Directions for this task> Using the data below, copy each line that includes the word "should".
───── Material
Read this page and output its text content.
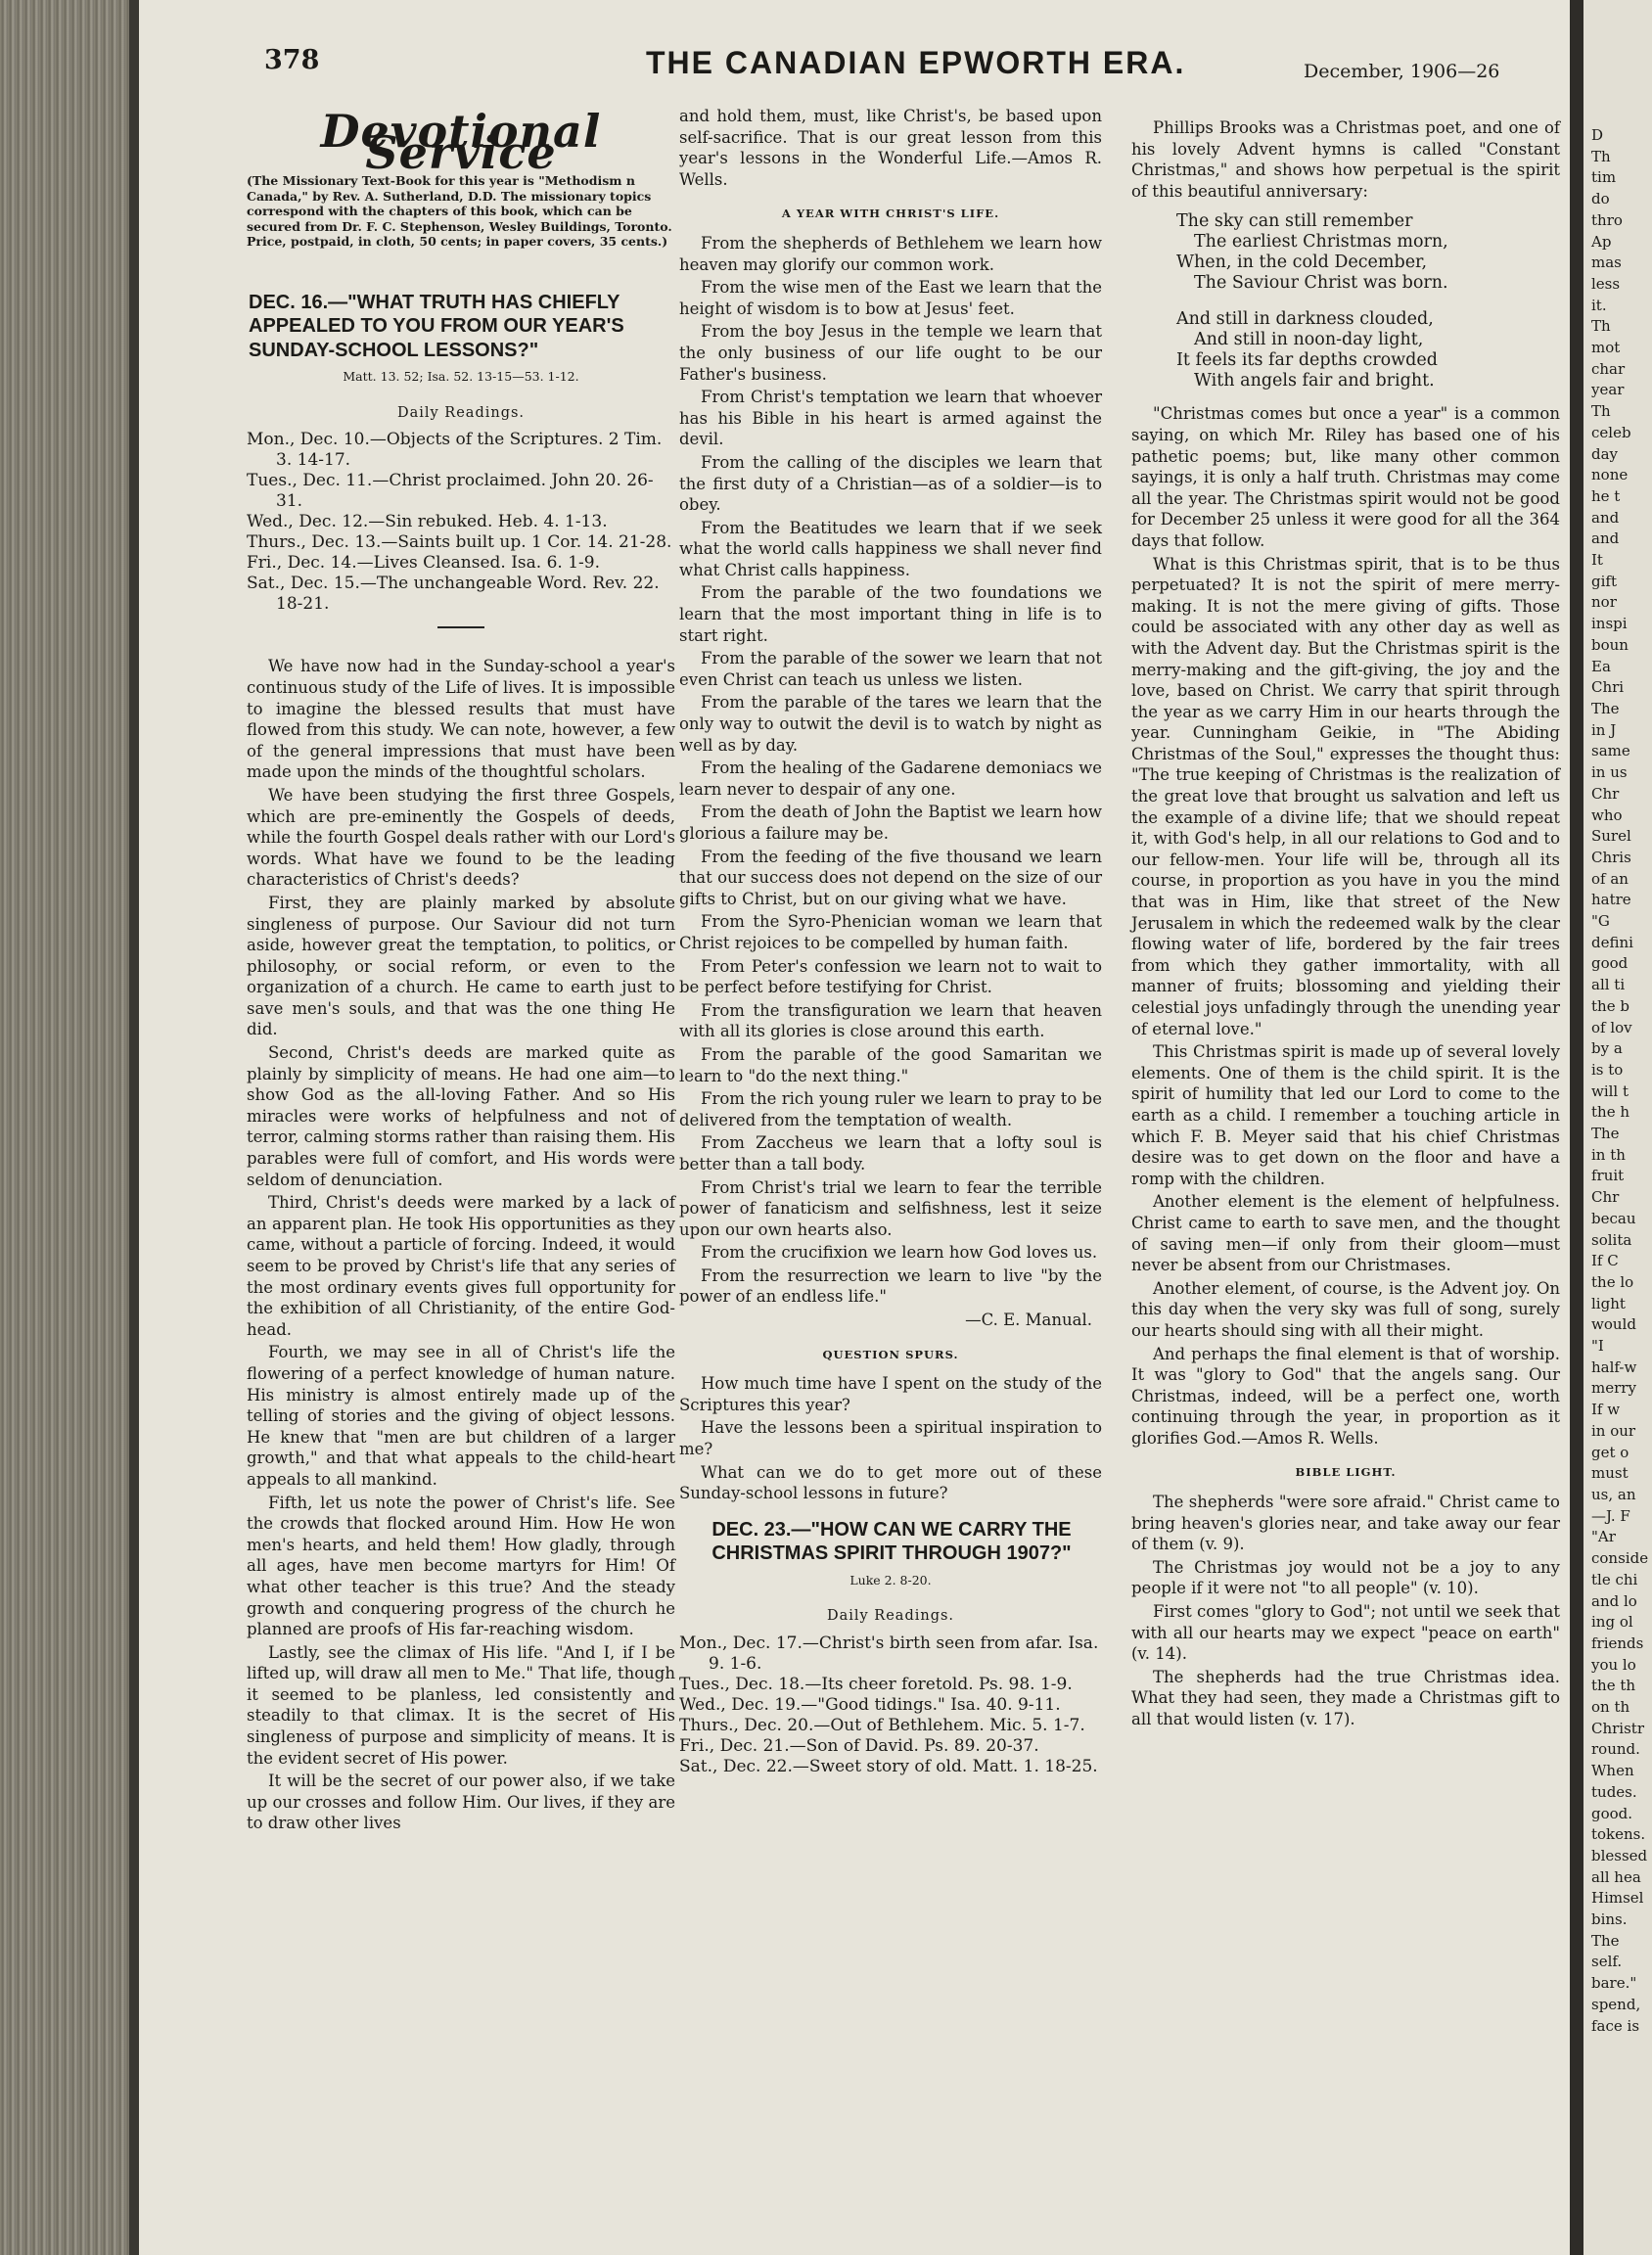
378	THE CANADIAN EPWORTH ERA.	December, 1906—26
Devotional Service
(The Missionary Text-Book for this year is "Methodism n Canada," by Rev. A. Sutherland, D.D. The missionary topics correspond with the chapters of this book, which can be secured from Dr. F. C. Stephenson, Wesley Buildings, Toronto. Price, postpaid, in cloth, 50 cents; in paper covers, 35 cents.)
DEC. 16.—"WHAT TRUTH HAS CHIEFLY APPEALED TO YOU FROM OUR YEAR'S SUNDAY-SCHOOL LESSONS?"
Matt. 13. 52; Isa. 52. 13-15—53. 1-12.
Daily Readings.
Mon., Dec. 10.—Objects of the Scriptures. 2 Tim. 3. 14-17.
Tues., Dec. 11.—Christ proclaimed. John 20. 26-31.
Wed., Dec. 12.—Sin rebuked. Heb. 4. 1-13.
Thurs., Dec. 13.—Saints built up. 1 Cor. 14. 21-28.
Fri., Dec. 14.—Lives Cleansed. Isa. 6. 1-9.
Sat., Dec. 15.—The unchangeable Word. Rev. 22. 18-21.
We have now had in the Sunday-school a year's continuous study of the Life of lives. It is impossible to imagine the blessed results that must have flowed from this study. We can note, however, a few of the general impressions that must have been made upon the minds of the thoughtful scholars.
We have been studying the first three Gospels, which are pre-eminently the Gospels of deeds, while the fourth Gospel deals rather with our Lord's words. What have we found to be the leading characteristics of Christ's deeds?
First, they are plainly marked by absolute singleness of purpose. Our Saviour did not turn aside, however great the temptation, to politics, or philosophy, or social reform, or even to the organization of a church. He came to earth just to save men's souls, and that was the one thing He did.
Second, Christ's deeds are marked quite as plainly by simplicity of means. He had one aim—to show God as the all-loving Father. And so His miracles were works of helpfulness and not of terror, calming storms rather than raising them. His parables were full of comfort, and His words were seldom of denunciation.
Third, Christ's deeds were marked by a lack of an apparent plan. He took His opportunities as they came, without a particle of forcing. Indeed, it would seem to be proved by Christ's life that any series of the most ordinary events gives full opportunity for the exhibition of all Christianity, of the entire God-head.
Fourth, we may see in all of Christ's life the flowering of a perfect knowledge of human nature. His ministry is almost entirely made up of the telling of stories and the giving of object lessons. He knew that "men are but children of a larger growth," and that what appeals to the child-heart appeals to all mankind.
Fifth, let us note the power of Christ's life. See the crowds that flocked around Him. How He won men's hearts, and held them! How gladly, through all ages, have men become martyrs for Him! Of what other teacher is this true? And the steady growth and conquering progress of the church he planned are proofs of His far-reaching wisdom.
Lastly, see the climax of His life. "And I, if I be lifted up, will draw all men to Me." That life, though it seemed to be planless, led consistently and steadily to that climax. It is the secret of His singleness of purpose and simplicity of means. It is the evident secret of His power.
It will be the secret of our power also, if we take up our crosses and follow Him. Our lives, if they are to draw other lives
and hold them, must, like Christ's, be based upon self-sacrifice. That is our great lesson from this year's lessons in the Wonderful Life.—Amos R. Wells.
A YEAR WITH CHRIST'S LIFE.
From the shepherds of Bethlehem we learn how heaven may glorify our common work.
From the wise men of the East we learn that the height of wisdom is to bow at Jesus' feet.
From the boy Jesus in the temple we learn that the only business of our life ought to be our Father's business.
From Christ's temptation we learn that whoever has his Bible in his heart is armed against the devil.
From the calling of the disciples we learn that the first duty of a Christian—as of a soldier—is to obey.
From the Beatitudes we learn that if we seek what the world calls happiness we shall never find what Christ calls happiness.
From the parable of the two foundations we learn that the most important thing in life is to start right.
From the parable of the sower we learn that not even Christ can teach us unless we listen.
From the parable of the tares we learn that the only way to outwit the devil is to watch by night as well as by day.
From the healing of the Gadarene demoniacs we learn never to despair of any one.
From the death of John the Baptist we learn how glorious a failure may be.
From the feeding of the five thousand we learn that our success does not depend on the size of our gifts to Christ, but on our giving what we have.
From the Syro-Phenician woman we learn that Christ rejoices to be compelled by human faith.
From Peter's confession we learn not to wait to be perfect before testifying for Christ.
From the transfiguration we learn that heaven with all its glories is close around this earth.
From the parable of the good Samaritan we learn to "do the next thing."
From the rich young ruler we learn to pray to be delivered from the temptation of wealth.
From Zaccheus we learn that a lofty soul is better than a tall body.
From Christ's trial we learn to fear the terrible power of fanaticism and selfishness, lest it seize upon our own hearts also.
From the crucifixion we learn how God loves us.
From the resurrection we learn to live "by the power of an endless life."
—C. E. Manual.
QUESTION SPURS.
How much time have I spent on the study of the Scriptures this year?
Have the lessons been a spiritual inspiration to me?
What can we do to get more out of these Sunday-school lessons in future?
DEC. 23.—"HOW CAN WE CARRY THE CHRISTMAS SPIRIT THROUGH 1907?"
Luke 2. 8-20.
Daily Readings.
Mon., Dec. 17.—Christ's birth seen from afar. Isa. 9. 1-6.
Tues., Dec. 18.—Its cheer foretold. Ps. 98. 1-9.
Wed., Dec. 19.—"Good tidings." Isa. 40. 9-11.
Thurs., Dec. 20.—Out of Bethlehem. Mic. 5. 1-7.
Fri., Dec. 21.—Son of David. Ps. 89. 20-37.
Sat., Dec. 22.—Sweet story of old. Matt. 1. 18-25.
Phillips Brooks was a Christmas poet, and one of his lovely Advent hymns is called "Constant Christmas," and shows how perpetual is the spirit of this beautiful anniversary:
The sky can still remember
The earliest Christmas morn,
When, in the cold December,
The Saviour Christ was born.
And still in darkness clouded,
And still in noon-day light,
It feels its far depths crowded
With angels fair and bright.
"Christmas comes but once a year" is a common saying, on which Mr. Riley has based one of his pathetic poems; but, like many other common sayings, it is only a half truth. Christmas may come all the year. The Christmas spirit would not be good for December 25 unless it were good for all the 364 days that follow.
What is this Christmas spirit, that is to be thus perpetuated? It is not the spirit of mere merry-making. It is not the mere giving of gifts. Those could be associated with any other day as well as with the Advent day. But the Christmas spirit is the merry-making and the gift-giving, the joy and the love, based on Christ. We carry that spirit through the year as we carry Him in our hearts through the year. Cunningham Geikie, in "The Abiding Christmas of the Soul," expresses the thought thus: "The true keeping of Christmas is the realization of the great love that brought us salvation and left us the example of a divine life; that we should repeat it, with God's help, in all our relations to God and to our fellow-men. Your life will be, through all its course, in proportion as you have in you the mind that was in Him, like that street of the New Jerusalem in which the redeemed walk by the clear flowing water of life, bordered by the fair trees from which they gather immortality, with all manner of fruits; blossoming and yielding their celestial joys unfadingly through the unending year of eternal love."
This Christmas spirit is made up of several lovely elements. One of them is the child spirit. It is the spirit of humility that led our Lord to come to the earth as a child. I remember a touching article in which F. B. Meyer said that his chief Christmas desire was to get down on the floor and have a romp with the children.
Another element is the element of helpfulness. Christ came to earth to save men, and the thought of saving men—if only from their gloom—must never be absent from our Christmases.
Another element, of course, is the Advent joy. On this day when the very sky was full of song, surely our hearts should sing with all their might.
And perhaps the final element is that of worship. It was "glory to God" that the angels sang. Our Christmas, indeed, will be a perfect one, worth continuing through the year, in proportion as it glorifies God.—Amos R. Wells.
BIBLE LIGHT.
The shepherds "were sore afraid." Christ came to bring heaven's glories near, and take away our fear of them (v. 9).
The Christmas joy would not be a joy to any people if it were not "to all people" (v. 10).
First comes "glory to God"; not until we seek that with all our hearts may we expect "peace on earth" (v. 14).
The shepherds had the true Christmas idea. What they had seen, they made a Christmas gift to all that would listen (v. 17).
D
Th
tim
do
thro
Ap
mas
less
it.
Th
mot
char
year
Th
celeb
day
none
he t
and
and
It
gift
nor
inspi
boun
Ea
Chri
The
in J
same
in us
Chr
who
Surel
Chris
of an
hatre
"G
defini
good
all ti
the b
of lov
by a
is to
will t
the h
The
in th
fruit
Chr
becau
solita
If C
the lo
light
would
"I
half-w
merry
If w
in our
get o
must
us, an
—J. F
"Ar
conside
tle chi
and lo
ing ol
friends
you lo
the th
on th
Christr
round.
When
tudes.
good.
tokens.
blessed
all hea
Himsel
bins.
The
self.
bare."
spend,
face is
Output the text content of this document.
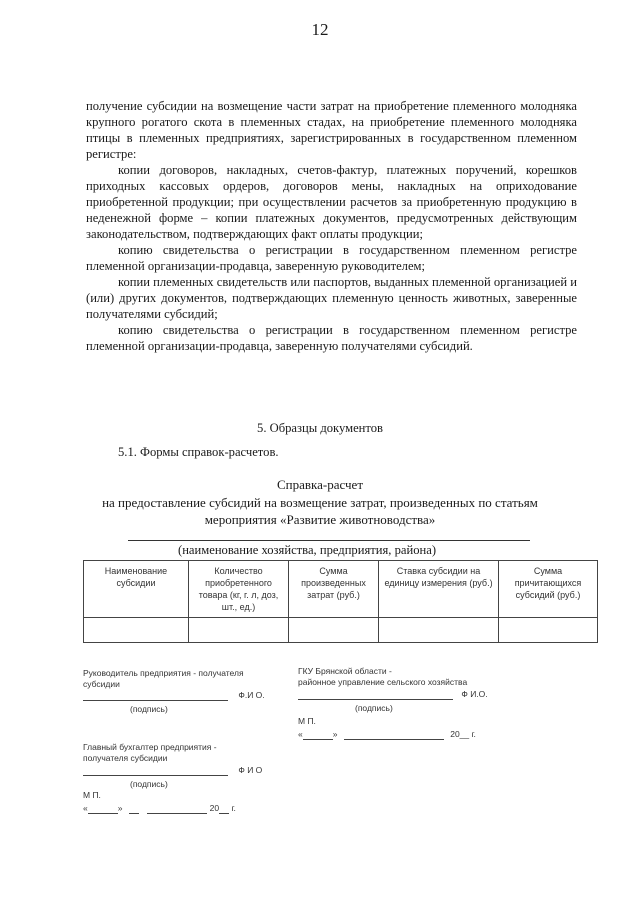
12

получение субсидии на возмещение части затрат на приобретение племенного молодняка крупного рогатого скота в племенных стадах, на приобретение племенного молодняка птицы в племенных предприятиях, зарегистрированных в государственном племенном регистре:

копии договоров, накладных, счетов-фактур, платежных поручений, корешков приходных кассовых ордеров, договоров мены, накладных на оприходование приобретенной продукции; при осуществлении расчетов за приобретенную продукцию в неденежной форме – копии платежных документов, предусмотренных действующим законодательством, подтверждающих факт оплаты продукции;

копию свидетельства о регистрации в государственном племенном регистре племенной организации-продавца, заверенную руководителем;

копии племенных свидетельств или паспортов, выданных племенной организацией и (или) других документов, подтверждающих племенную ценность животных, заверенные получателями субсидий;

копию свидетельства о регистрации в государственном племенном регистре племенной организации-продавца, заверенную получателями субсидий.

5. Образцы документов
5.1. Формы справок-расчетов.
Справка-расчет
на предоставление субсидий на возмещение затрат, произведенных по статьям
мероприятия «Развитие животноводства»
(наименование хозяйства, предприятия, района)
Наименование субсидии	Количество приобретенного товара (кг, г. л, доз, шт., ед.)	Сумма произведенных затрат (руб.)	Ставка субсидии на единицу измерения (руб.)	Сумма причитающихся субсидий (руб.)

Руководитель предприятия - получателя
субсидии
Ф.И О.
(подпись)
Главный бухгалтер предприятия -
получателя субсидии
Ф И О
(подпись)
М П.
«	»	20 г.
ГКУ Брянской области -
районное управление сельского хозяйства
Ф И.О.
(подпись)
М П.
«	»	20__ г.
──────────
Right answer>
What is this Christmas spirit, that is to be thus perpetuated? It is not the spirit of mere merry-making. It is not the mere giving of gifts. Those could be associated with any other day as well as with the Advent day. But the Christmas spirit is the merry-making and the gift-giving, the joy and the love, based on Christ. We carry that spirit through the year as we carry Him in our hearts through the year. Cunningham Geikie, in "The Abiding Christmas of the Soul," expresses the thought thus: "The true keeping of Christmas is the realization of the great love that brought us salvation and left us the example of a divine life; that we should repeat it, with God's help, in all our relations to God and to our fellow-men. Your life will be, through all its course, in proportion as you have in you the mind that was in Him, like that street of the New Jerusalem in which the redeemed walk by the clear flowing water of life, bordered by the fair trees from which they gather immortality, with all manner of fruits; blossoming and yielding their celestial joys unfadingly through the unending year of eternal love."
Another element, of course, is the Advent joy. On this day when the very sky was full of song, surely our hearts should sing with all their might.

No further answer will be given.